— start of DATASET ENTRIES —
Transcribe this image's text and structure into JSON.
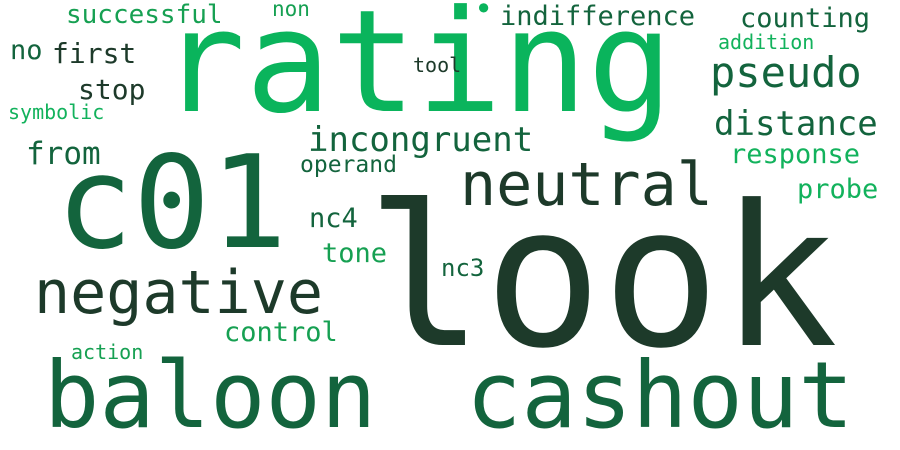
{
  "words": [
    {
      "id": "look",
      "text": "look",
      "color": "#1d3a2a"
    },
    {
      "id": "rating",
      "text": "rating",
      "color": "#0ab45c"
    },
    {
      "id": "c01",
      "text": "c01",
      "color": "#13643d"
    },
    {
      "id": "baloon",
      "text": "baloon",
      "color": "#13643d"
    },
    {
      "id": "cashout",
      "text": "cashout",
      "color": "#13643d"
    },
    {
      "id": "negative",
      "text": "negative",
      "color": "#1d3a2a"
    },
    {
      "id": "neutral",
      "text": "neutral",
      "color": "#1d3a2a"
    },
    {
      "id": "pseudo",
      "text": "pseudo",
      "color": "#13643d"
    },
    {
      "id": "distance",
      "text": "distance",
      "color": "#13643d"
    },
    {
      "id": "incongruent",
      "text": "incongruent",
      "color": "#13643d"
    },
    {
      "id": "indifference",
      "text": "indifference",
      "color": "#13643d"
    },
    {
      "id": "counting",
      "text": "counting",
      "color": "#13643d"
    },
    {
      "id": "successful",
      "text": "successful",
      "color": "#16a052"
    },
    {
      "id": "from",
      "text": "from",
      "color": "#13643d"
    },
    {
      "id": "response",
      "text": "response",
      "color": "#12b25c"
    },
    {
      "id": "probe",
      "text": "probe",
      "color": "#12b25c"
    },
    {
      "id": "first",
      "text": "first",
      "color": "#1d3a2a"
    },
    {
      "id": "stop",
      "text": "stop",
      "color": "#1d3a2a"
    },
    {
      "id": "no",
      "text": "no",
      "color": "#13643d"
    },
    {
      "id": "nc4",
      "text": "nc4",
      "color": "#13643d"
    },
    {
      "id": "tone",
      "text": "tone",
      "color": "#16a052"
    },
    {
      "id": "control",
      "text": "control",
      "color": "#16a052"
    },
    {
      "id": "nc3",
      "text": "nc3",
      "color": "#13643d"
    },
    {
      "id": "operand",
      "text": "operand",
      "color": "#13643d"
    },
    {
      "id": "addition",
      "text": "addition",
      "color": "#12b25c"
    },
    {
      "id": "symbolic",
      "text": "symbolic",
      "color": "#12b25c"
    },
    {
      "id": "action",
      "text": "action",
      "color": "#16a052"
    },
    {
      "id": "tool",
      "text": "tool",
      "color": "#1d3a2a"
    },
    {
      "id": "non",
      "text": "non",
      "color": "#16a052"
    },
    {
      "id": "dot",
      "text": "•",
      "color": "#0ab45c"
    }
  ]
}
— end of DATASET ENTRIES —
EXERCISE DETAILS:
Print each line of the material above exactly, with the pictures removed from your copy.

FINAL RESULT:
Transcribe this image's text and structure into JSON.
{
  "words": [
    {
      "id": "look",
      "text": "look",
      "color": "#1d3a2a"
    },
    {
      "id": "rating",
      "text": "rating",
      "color": "#0ab45c"
    },
    {
      "id": "c01",
      "text": "c01",
      "color": "#13643d"
    },
    {
      "id": "baloon",
      "text": "baloon",
      "color": "#13643d"
    },
    {
      "id": "cashout",
      "text": "cashout",
      "color": "#13643d"
    },
    {
      "id": "negative",
      "text": "negative",
      "color": "#1d3a2a"
    },
    {
      "id": "neutral",
      "text": "neutral",
      "color": "#1d3a2a"
    },
    {
      "id": "pseudo",
      "text": "pseudo",
      "color": "#13643d"
    },
    {
      "id": "distance",
      "text": "distance",
      "color": "#13643d"
    },
    {
      "id": "incongruent",
      "text": "incongruent",
      "color": "#13643d"
    },
    {
      "id": "indifference",
      "text": "indifference",
      "color": "#13643d"
    },
    {
      "id": "counting",
      "text": "counting",
      "color": "#13643d"
    },
    {
      "id": "successful",
      "text": "successful",
      "color": "#16a052"
    },
    {
      "id": "from",
      "text": "from",
      "color": "#13643d"
    },
    {
      "id": "response",
      "text": "response",
      "color": "#12b25c"
    },
    {
      "id": "probe",
      "text": "probe",
      "color": "#12b25c"
    },
    {
      "id": "first",
      "text": "first",
      "color": "#1d3a2a"
    },
    {
      "id": "stop",
      "text": "stop",
      "color": "#1d3a2a"
    },
    {
      "id": "no",
      "text": "no",
      "color": "#13643d"
    },
    {
      "id": "nc4",
      "text": "nc4",
      "color": "#13643d"
    },
    {
      "id": "tone",
      "text": "tone",
      "color": "#16a052"
    },
    {
      "id": "control",
      "text": "control",
      "color": "#16a052"
    },
    {
      "id": "nc3",
      "text": "nc3",
      "color": "#13643d"
    },
    {
      "id": "operand",
      "text": "operand",
      "color": "#13643d"
    },
    {
      "id": "addition",
      "text": "addition",
      "color": "#12b25c"
    },
    {
      "id": "symbolic",
      "text": "symbolic",
      "color": "#12b25c"
    },
    {
      "id": "action",
      "text": "action",
      "color": "#16a052"
    },
    {
      "id": "tool",
      "text": "tool",
      "color": "#1d3a2a"
    },
    {
      "id": "non",
      "text": "non",
      "color": "#16a052"
    },
    {
      "id": "dot",
      "text": "•",
      "color": "#0ab45c"
    }
  ]
}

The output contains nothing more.